▸ What is needed
Without the pictures, copy the entries below word for word.
__________
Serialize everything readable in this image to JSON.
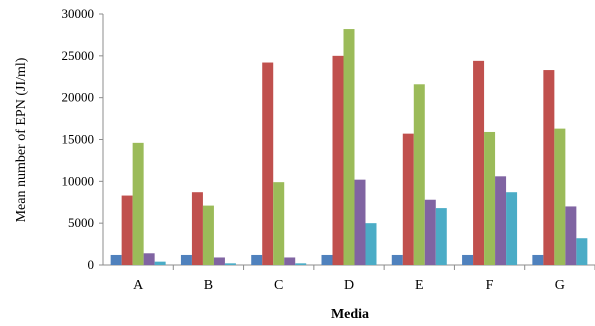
{
  "chart_data": {
    "type": "bar",
    "xlabel": "Media",
    "ylabel": "Mean number of  EPN  (JI/ml)",
    "ylim": [
      0,
      30000
    ],
    "yticks": [
      "0",
      "5000",
      "10000",
      "15000",
      "20000",
      "25000",
      "30000"
    ],
    "categories": [
      "A",
      "B",
      "C",
      "D",
      "E",
      "F",
      "G"
    ],
    "grid": false,
    "legend": "none",
    "series": [
      {
        "color": "#4F81BD",
        "values": [
          1200,
          1200,
          1200,
          1200,
          1200,
          1200,
          1200
        ]
      },
      {
        "color": "#C0504D",
        "values": [
          8300,
          8700,
          24200,
          25000,
          15700,
          24400,
          23300
        ]
      },
      {
        "color": "#9BBB59",
        "values": [
          14600,
          7100,
          9900,
          28200,
          21600,
          15900,
          16300
        ]
      },
      {
        "color": "#8064A2",
        "values": [
          1400,
          900,
          900,
          10200,
          7800,
          10600,
          7000
        ]
      },
      {
        "color": "#4BACC6",
        "values": [
          400,
          200,
          200,
          5000,
          6800,
          8700,
          3200
        ]
      }
    ]
  }
}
__________
▸ Solved problem
Serialize everything readable in this image to JSON.
{
  "chart_data": {
    "type": "bar",
    "xlabel": "Media",
    "ylabel": "Mean number of  EPN  (JI/ml)",
    "ylim": [
      0,
      30000
    ],
    "yticks": [
      "0",
      "5000",
      "10000",
      "15000",
      "20000",
      "25000",
      "30000"
    ],
    "categories": [
      "A",
      "B",
      "C",
      "D",
      "E",
      "F",
      "G"
    ],
    "grid": false,
    "legend": "none",
    "series": [
      {
        "color": "#4F81BD",
        "values": [
          1200,
          1200,
          1200,
          1200,
          1200,
          1200,
          1200
        ]
      },
      {
        "color": "#C0504D",
        "values": [
          8300,
          8700,
          24200,
          25000,
          15700,
          24400,
          23300
        ]
      },
      {
        "color": "#9BBB59",
        "values": [
          14600,
          7100,
          9900,
          28200,
          21600,
          15900,
          16300
        ]
      },
      {
        "color": "#8064A2",
        "values": [
          1400,
          900,
          900,
          10200,
          7800,
          10600,
          7000
        ]
      },
      {
        "color": "#4BACC6",
        "values": [
          400,
          200,
          200,
          5000,
          6800,
          8700,
          3200
        ]
      }
    ]
  }
}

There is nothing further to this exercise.